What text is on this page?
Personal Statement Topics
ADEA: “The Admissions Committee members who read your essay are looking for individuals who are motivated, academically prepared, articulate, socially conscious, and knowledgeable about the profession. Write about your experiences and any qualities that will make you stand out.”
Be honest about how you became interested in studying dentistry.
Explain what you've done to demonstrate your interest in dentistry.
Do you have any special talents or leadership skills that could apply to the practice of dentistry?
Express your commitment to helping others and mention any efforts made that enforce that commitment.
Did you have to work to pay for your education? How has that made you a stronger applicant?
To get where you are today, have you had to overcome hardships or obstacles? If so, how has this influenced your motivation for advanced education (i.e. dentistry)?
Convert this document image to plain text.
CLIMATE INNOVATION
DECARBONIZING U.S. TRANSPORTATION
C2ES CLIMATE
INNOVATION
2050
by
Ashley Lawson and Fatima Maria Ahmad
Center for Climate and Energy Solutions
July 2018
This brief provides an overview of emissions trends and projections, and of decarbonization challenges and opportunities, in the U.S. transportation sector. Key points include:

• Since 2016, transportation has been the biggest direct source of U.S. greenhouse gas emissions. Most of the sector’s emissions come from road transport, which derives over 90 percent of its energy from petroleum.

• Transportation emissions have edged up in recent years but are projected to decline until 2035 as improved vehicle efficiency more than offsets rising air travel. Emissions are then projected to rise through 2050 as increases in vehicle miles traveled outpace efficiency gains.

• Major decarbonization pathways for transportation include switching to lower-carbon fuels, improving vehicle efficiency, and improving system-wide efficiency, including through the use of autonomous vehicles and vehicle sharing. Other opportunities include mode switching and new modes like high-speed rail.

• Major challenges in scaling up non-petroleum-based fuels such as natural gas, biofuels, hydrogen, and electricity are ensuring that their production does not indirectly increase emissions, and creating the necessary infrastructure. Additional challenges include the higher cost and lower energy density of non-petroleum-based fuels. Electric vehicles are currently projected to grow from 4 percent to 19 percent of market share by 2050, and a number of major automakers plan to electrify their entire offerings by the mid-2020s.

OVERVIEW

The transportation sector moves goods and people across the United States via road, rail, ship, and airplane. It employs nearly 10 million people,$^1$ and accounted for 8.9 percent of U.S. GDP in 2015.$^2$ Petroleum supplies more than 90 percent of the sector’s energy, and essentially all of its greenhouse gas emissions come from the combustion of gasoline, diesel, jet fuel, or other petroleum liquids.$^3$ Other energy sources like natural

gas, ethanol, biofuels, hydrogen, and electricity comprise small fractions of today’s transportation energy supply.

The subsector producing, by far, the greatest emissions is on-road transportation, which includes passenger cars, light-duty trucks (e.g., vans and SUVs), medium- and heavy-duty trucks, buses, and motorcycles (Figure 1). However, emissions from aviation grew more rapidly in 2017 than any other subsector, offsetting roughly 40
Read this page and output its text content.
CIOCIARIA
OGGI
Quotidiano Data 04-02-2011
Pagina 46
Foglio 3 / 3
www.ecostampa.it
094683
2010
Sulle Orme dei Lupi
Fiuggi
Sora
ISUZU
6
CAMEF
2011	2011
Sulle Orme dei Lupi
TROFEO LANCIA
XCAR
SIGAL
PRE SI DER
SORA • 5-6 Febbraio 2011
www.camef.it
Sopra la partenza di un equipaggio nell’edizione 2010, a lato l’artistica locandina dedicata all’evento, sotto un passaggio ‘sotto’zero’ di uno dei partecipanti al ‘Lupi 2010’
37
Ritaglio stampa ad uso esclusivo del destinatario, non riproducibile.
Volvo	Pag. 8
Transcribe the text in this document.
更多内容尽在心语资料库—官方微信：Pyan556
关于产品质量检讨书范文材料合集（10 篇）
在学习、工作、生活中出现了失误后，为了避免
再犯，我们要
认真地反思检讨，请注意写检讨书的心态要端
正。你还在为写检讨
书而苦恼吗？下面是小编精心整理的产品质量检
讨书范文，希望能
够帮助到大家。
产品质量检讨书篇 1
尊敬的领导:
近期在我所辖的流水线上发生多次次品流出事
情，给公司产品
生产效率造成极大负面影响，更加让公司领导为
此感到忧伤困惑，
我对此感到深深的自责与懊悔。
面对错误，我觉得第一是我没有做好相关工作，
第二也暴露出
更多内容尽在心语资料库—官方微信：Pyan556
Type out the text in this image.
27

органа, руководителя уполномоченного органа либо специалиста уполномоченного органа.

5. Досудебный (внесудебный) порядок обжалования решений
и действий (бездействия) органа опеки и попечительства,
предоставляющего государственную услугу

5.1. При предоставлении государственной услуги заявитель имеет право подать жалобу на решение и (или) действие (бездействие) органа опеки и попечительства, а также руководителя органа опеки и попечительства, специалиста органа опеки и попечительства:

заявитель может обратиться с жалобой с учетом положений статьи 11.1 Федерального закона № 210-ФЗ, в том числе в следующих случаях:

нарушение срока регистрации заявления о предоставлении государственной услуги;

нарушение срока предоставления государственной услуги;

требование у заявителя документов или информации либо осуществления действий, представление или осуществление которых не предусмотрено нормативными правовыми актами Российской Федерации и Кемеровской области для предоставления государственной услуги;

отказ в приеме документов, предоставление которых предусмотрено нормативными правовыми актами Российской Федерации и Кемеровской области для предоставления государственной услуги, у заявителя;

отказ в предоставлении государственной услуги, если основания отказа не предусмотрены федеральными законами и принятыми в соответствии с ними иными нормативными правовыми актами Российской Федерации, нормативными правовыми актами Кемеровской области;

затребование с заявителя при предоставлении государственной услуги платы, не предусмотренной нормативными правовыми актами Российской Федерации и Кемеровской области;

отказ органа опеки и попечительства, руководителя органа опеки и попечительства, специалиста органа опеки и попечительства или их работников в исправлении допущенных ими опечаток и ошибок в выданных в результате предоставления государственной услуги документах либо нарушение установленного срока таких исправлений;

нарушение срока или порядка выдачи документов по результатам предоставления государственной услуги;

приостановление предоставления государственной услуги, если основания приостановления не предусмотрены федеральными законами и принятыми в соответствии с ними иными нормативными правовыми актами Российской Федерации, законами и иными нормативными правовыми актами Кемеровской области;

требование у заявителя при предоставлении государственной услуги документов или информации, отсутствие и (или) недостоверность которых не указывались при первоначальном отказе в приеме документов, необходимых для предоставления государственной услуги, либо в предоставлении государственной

———

*WHAT IS NEEDED*.
Some lines of the data may hold the word "which". Say how many do, with nothing else.

*OUTPUT FOR THIS TASK*.
2